(Stored records):
- - - - -
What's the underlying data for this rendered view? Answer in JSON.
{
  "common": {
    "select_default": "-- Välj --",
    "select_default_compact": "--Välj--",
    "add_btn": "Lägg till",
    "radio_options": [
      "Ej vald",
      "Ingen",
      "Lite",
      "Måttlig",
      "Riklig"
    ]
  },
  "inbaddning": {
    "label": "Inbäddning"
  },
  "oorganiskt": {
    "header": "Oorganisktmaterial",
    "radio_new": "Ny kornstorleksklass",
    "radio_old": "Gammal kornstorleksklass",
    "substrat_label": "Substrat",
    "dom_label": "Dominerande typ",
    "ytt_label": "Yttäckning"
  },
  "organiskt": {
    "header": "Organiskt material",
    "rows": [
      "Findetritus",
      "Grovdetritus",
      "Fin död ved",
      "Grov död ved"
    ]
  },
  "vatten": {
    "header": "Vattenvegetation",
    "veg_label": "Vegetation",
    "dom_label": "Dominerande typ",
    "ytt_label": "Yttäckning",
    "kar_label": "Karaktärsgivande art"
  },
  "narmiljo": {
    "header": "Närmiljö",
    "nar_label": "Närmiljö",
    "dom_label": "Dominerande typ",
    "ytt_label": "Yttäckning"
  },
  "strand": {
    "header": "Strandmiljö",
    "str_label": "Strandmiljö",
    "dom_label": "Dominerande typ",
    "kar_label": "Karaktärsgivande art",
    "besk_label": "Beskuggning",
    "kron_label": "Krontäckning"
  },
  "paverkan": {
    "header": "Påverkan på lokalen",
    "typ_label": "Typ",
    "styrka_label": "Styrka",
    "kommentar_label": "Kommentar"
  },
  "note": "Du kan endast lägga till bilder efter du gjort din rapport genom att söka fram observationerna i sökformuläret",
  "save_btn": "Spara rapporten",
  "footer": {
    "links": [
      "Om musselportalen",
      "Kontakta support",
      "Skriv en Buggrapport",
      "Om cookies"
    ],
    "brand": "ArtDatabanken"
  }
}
- - - - -
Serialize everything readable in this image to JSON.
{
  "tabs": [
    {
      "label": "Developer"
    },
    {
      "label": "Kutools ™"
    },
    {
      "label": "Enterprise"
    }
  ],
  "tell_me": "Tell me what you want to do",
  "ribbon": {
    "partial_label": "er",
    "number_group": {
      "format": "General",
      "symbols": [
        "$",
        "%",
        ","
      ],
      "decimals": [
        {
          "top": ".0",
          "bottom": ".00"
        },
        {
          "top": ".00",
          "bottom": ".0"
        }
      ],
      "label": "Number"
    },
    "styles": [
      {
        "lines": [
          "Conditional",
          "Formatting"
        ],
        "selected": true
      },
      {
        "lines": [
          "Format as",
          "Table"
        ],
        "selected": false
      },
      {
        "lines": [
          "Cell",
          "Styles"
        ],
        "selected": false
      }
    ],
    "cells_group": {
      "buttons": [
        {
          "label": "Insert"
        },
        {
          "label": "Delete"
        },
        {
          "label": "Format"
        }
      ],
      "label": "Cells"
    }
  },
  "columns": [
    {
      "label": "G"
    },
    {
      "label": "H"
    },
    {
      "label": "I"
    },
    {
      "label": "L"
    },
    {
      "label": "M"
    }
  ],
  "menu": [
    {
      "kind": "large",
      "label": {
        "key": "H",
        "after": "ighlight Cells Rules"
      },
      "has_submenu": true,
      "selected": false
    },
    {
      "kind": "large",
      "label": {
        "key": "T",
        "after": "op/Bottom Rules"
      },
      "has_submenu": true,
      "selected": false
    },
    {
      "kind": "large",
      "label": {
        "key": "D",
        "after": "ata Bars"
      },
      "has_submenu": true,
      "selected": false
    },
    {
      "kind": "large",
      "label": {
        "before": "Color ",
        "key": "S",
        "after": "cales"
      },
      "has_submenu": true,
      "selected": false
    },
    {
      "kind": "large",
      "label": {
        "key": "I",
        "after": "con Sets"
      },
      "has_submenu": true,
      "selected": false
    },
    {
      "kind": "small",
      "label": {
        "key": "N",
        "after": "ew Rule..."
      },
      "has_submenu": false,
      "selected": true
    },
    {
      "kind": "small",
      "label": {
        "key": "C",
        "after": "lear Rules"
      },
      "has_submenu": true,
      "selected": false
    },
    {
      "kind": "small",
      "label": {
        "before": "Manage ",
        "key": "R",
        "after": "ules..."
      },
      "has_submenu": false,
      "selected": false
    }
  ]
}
- - - - -
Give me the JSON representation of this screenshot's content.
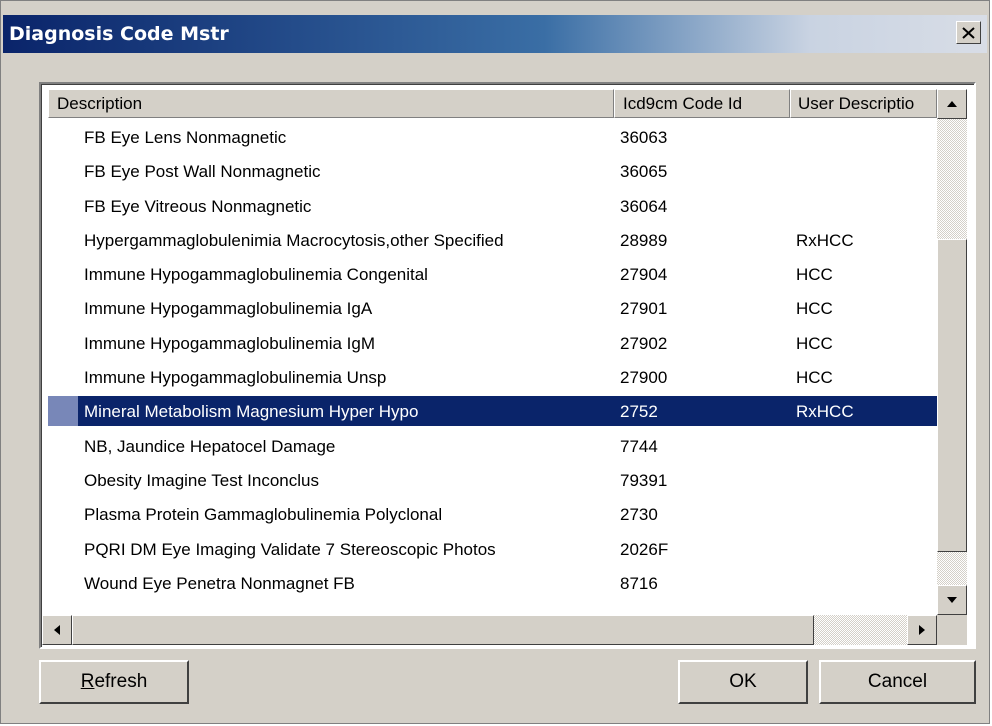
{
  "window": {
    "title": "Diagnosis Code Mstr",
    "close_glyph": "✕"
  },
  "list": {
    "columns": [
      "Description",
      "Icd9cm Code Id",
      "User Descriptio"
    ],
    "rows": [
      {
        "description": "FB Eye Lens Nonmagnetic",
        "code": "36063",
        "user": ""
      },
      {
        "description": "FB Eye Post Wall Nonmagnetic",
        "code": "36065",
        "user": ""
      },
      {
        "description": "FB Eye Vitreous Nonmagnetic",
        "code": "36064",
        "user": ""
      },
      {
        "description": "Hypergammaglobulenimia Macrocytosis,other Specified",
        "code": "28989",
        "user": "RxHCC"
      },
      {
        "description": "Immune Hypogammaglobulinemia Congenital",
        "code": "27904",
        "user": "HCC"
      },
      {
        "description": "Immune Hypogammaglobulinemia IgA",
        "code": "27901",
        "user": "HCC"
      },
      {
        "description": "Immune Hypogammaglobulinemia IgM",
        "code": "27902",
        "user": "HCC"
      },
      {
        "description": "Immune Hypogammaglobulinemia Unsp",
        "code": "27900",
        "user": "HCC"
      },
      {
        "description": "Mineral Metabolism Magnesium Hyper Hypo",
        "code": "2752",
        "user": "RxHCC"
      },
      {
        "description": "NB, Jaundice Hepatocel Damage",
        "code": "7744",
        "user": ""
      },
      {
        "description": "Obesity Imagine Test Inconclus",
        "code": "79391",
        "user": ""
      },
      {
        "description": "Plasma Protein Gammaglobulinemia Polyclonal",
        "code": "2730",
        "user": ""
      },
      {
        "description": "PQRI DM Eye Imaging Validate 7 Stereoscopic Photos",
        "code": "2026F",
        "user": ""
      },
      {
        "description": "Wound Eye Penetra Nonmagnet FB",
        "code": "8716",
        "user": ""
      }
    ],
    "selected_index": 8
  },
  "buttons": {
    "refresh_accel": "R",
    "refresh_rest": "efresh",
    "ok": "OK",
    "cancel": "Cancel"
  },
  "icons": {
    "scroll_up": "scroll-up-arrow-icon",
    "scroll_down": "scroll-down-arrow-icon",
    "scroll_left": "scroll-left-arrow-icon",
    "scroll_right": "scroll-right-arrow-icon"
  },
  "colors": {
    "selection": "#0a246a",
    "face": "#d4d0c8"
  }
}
- - - - -
(DIRECTIONS):
Gather all lines of the records that include the word "JSON".

(WRITTEN ANSWER):
What's the underlying data for this rendered view? Answer in JSON.
Serialize everything readable in this image to JSON.
Give me the JSON representation of this screenshot's content.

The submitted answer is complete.